**Materials provided**
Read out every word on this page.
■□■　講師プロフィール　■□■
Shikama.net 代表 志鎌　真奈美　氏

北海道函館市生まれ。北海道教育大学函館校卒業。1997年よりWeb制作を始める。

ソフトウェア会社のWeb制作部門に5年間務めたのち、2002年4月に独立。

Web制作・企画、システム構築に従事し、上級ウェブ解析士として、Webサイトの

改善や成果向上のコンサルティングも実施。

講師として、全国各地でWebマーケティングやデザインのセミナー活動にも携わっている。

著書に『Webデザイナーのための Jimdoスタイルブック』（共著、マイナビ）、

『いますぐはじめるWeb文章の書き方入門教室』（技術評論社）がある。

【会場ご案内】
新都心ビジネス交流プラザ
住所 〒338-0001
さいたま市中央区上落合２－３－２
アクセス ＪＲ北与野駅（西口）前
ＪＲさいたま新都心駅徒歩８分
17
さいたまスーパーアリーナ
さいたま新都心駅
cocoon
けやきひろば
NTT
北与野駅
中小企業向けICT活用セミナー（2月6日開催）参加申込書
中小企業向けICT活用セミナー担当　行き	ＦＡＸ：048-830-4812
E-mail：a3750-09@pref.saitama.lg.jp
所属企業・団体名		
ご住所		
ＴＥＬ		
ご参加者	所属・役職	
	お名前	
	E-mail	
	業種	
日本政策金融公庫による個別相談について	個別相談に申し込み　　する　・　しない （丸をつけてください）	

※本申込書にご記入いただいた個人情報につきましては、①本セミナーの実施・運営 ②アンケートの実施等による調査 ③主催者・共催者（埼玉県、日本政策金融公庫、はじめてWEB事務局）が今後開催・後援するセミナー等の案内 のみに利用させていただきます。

**Short problem**
Reproduce every record, matching each line exactly.

**Expected answer**
Read out every word on this page.
■□■　講師プロフィール　■□■
Shikama.net 代表 志鎌　真奈美　氏

北海道函館市生まれ。北海道教育大学函館校卒業。1997年よりWeb制作を始める。

ソフトウェア会社のWeb制作部門に5年間務めたのち、2002年4月に独立。

Web制作・企画、システム構築に従事し、上級ウェブ解析士として、Webサイトの

改善や成果向上のコンサルティングも実施。

講師として、全国各地でWebマーケティングやデザインのセミナー活動にも携わっている。

著書に『Webデザイナーのための Jimdoスタイルブック』（共著、マイナビ）、

『いますぐはじめるWeb文章の書き方入門教室』（技術評論社）がある。

【会場ご案内】
新都心ビジネス交流プラザ
住所 〒338-0001
さいたま市中央区上落合２－３－２
アクセス ＪＲ北与野駅（西口）前
ＪＲさいたま新都心駅徒歩８分
17
さいたまスーパーアリーナ
さいたま新都心駅
cocoon
けやきひろば
NTT
北与野駅
中小企業向けICT活用セミナー（2月6日開催）参加申込書
中小企業向けICT活用セミナー担当　行き	ＦＡＸ：048-830-4812
E-mail：a3750-09@pref.saitama.lg.jp
所属企業・団体名		
ご住所		
ＴＥＬ		
ご参加者	所属・役職	
	お名前	
	E-mail	
	業種	
日本政策金融公庫による個別相談について	個別相談に申し込み　　する　・　しない （丸をつけてください）	

※本申込書にご記入いただいた個人情報につきましては、①本セミナーの実施・運営 ②アンケートの実施等による調査 ③主催者・共催者（埼玉県、日本政策金融公庫、はじめてWEB事務局）が今後開催・後援するセミナー等の案内 のみに利用させていただきます。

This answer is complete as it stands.